ROWS >>
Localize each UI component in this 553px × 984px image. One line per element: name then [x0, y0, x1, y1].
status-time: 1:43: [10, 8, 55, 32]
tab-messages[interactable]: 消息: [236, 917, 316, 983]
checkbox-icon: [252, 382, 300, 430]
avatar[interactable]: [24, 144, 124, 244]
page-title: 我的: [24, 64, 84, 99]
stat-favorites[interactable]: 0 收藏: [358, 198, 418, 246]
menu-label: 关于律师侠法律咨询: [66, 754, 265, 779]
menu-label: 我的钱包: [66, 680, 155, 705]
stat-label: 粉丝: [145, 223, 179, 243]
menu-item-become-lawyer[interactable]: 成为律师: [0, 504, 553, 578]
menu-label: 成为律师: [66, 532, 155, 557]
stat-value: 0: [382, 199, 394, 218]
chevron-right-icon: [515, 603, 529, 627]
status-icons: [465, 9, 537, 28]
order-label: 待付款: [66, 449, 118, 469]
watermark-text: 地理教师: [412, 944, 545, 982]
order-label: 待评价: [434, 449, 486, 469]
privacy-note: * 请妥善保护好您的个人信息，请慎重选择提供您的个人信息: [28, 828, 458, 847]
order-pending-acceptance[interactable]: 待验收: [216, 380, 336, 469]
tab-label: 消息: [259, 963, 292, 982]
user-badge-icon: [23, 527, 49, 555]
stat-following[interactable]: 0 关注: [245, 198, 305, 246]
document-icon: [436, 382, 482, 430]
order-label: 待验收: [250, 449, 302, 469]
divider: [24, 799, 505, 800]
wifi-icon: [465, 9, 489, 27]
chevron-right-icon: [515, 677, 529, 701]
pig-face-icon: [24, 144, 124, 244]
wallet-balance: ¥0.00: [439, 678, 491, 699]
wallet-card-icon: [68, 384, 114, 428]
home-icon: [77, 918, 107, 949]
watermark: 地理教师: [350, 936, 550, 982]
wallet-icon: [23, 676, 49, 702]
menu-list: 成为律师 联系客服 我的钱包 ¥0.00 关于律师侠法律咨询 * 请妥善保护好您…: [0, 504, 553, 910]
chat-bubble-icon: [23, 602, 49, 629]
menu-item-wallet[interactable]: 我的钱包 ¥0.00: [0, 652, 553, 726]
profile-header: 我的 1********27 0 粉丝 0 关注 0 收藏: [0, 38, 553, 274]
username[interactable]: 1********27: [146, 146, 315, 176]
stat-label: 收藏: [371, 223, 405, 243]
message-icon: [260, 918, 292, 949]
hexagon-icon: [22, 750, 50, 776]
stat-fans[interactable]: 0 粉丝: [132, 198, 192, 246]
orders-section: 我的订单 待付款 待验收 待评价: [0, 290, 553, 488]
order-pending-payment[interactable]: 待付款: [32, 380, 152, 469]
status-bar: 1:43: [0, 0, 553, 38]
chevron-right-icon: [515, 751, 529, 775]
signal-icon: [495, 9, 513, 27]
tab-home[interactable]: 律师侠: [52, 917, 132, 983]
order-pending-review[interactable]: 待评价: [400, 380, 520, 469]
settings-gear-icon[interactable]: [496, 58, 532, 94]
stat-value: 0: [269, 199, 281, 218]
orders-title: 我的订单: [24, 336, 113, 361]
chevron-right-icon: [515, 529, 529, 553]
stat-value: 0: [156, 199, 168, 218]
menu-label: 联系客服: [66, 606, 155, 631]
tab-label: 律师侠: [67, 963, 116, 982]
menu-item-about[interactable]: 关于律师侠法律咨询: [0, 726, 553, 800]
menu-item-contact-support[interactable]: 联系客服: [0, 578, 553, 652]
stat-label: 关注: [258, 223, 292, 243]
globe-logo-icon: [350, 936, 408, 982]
--
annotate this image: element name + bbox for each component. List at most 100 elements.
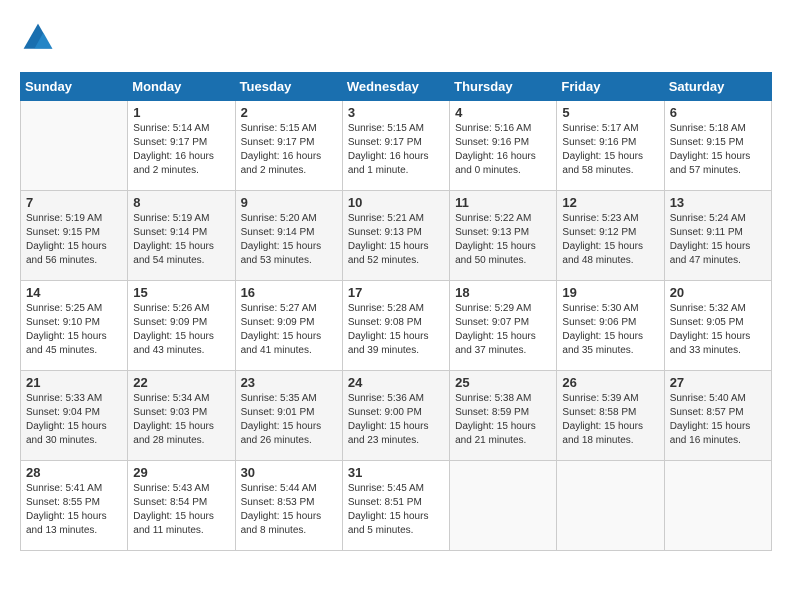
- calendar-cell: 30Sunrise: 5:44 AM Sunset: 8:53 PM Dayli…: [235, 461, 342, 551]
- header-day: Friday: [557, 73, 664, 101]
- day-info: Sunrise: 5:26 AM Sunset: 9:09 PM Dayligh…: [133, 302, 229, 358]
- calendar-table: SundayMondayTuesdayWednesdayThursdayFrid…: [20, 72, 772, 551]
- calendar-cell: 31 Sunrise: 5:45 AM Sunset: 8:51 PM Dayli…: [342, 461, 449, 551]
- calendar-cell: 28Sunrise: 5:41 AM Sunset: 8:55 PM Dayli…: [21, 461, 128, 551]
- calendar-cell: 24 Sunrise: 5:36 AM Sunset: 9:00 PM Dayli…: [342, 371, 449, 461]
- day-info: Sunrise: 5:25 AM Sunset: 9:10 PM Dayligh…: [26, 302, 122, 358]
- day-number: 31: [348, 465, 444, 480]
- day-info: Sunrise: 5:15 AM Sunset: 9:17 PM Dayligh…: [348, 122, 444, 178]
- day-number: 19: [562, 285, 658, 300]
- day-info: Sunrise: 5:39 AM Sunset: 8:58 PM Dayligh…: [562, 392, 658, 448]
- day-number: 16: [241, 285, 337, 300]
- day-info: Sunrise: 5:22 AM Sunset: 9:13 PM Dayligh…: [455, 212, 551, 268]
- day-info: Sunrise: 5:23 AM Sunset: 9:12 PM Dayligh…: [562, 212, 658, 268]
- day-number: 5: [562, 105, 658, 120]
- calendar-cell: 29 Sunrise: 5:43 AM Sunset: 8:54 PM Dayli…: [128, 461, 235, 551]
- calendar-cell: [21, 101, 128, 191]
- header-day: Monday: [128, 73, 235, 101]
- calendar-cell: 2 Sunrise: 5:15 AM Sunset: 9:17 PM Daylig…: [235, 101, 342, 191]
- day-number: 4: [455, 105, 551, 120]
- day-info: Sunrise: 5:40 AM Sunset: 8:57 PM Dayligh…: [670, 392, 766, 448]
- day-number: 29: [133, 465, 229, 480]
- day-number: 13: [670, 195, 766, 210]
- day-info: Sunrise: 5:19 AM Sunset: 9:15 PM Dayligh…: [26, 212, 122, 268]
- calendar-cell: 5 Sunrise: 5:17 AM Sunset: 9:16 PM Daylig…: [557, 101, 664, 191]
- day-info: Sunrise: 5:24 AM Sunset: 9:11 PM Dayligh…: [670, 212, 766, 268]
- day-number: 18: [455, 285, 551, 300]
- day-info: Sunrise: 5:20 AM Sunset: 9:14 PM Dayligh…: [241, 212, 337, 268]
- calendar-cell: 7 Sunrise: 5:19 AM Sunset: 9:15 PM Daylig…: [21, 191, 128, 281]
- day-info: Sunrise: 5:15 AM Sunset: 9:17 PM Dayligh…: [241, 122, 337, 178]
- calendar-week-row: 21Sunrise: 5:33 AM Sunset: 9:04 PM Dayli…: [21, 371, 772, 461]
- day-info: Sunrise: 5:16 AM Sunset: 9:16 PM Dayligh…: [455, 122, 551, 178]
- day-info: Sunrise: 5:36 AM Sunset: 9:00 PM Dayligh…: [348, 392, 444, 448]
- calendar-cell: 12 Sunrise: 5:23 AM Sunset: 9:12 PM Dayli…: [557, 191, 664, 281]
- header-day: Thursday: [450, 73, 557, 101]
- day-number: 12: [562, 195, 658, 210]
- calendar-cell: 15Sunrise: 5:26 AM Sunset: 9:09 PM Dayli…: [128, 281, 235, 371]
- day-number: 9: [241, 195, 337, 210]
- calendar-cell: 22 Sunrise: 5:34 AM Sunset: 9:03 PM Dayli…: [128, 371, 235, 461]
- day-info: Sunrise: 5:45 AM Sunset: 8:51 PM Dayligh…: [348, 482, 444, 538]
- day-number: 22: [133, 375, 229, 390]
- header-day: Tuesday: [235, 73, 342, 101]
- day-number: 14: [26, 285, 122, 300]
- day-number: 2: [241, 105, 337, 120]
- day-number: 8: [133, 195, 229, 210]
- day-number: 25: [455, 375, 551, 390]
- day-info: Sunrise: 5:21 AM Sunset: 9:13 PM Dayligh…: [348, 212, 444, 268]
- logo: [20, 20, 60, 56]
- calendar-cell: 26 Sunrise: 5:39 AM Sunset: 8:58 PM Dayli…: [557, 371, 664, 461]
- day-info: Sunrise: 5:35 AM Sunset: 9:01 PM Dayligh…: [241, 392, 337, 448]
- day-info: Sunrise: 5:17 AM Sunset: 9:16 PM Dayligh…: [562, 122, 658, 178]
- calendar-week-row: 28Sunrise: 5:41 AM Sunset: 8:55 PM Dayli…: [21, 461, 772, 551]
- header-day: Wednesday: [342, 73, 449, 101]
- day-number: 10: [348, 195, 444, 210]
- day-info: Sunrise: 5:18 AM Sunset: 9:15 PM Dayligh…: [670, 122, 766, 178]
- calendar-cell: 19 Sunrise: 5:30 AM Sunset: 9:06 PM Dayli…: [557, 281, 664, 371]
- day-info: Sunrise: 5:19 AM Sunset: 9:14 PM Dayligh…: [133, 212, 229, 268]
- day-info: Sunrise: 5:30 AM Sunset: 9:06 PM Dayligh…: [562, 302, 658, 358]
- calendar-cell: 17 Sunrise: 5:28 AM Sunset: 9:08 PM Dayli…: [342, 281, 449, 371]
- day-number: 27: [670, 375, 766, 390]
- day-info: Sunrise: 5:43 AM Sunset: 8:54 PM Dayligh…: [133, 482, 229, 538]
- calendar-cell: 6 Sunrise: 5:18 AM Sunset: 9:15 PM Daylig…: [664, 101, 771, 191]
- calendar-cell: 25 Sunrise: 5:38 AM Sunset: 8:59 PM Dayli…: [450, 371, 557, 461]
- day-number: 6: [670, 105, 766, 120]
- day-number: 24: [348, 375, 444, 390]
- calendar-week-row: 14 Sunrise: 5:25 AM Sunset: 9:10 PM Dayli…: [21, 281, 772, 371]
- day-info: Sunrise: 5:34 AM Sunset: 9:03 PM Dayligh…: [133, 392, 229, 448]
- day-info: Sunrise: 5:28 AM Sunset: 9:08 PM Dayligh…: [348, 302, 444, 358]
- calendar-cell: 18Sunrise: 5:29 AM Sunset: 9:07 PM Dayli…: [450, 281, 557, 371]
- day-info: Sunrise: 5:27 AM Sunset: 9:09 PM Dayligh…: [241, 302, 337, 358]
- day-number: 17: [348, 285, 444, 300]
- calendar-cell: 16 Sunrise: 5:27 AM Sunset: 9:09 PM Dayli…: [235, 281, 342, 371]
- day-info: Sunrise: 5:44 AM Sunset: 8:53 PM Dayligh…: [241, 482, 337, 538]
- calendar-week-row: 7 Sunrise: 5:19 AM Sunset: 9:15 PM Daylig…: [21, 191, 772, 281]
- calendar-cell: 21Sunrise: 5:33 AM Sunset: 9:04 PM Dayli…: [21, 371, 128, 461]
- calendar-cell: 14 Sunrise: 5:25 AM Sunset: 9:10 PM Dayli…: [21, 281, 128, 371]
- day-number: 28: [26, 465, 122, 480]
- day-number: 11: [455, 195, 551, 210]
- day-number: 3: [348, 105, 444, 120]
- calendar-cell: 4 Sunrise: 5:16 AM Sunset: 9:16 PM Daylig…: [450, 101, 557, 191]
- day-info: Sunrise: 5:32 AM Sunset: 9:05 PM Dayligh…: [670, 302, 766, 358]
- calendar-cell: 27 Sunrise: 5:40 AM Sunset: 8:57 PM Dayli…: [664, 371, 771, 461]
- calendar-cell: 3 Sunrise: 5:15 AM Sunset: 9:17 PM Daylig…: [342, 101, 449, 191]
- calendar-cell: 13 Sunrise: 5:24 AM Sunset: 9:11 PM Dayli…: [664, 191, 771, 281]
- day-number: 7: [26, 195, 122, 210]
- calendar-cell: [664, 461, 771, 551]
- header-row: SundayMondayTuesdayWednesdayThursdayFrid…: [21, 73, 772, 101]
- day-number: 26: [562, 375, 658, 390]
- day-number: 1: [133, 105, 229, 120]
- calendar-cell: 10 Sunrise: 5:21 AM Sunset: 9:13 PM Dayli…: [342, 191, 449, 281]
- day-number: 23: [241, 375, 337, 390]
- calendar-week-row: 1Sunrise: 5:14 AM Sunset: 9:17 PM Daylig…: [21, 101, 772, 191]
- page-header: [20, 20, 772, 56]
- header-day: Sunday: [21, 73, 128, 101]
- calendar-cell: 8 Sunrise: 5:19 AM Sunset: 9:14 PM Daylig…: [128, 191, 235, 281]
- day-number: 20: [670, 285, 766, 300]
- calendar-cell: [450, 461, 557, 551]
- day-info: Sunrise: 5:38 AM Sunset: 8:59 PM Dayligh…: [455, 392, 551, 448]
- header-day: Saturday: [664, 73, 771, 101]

WHAT THE TASK REQUIRES >>
Rewrite the records starting at the line containing "Localize each UI" and ending at the line containing "stat-label: 粉丝: [145, 223, 179, 243]", swapping "menu-label" for "menu-text" and changing nothing else. Return only those lines.

FINAL RESULT >>
Localize each UI component in this 553px × 984px image. One line per element: name then [x0, y0, x1, y1].
status-time: 1:43: [10, 8, 55, 32]
tab-messages[interactable]: 消息: [236, 917, 316, 983]
checkbox-icon: [252, 382, 300, 430]
avatar[interactable]: [24, 144, 124, 244]
page-title: 我的: [24, 64, 84, 99]
stat-favorites[interactable]: 0 收藏: [358, 198, 418, 246]
menu-text: 关于律师侠法律咨询: [66, 754, 265, 779]
menu-text: 我的钱包: [66, 680, 155, 705]
stat-label: 粉丝: [145, 223, 179, 243]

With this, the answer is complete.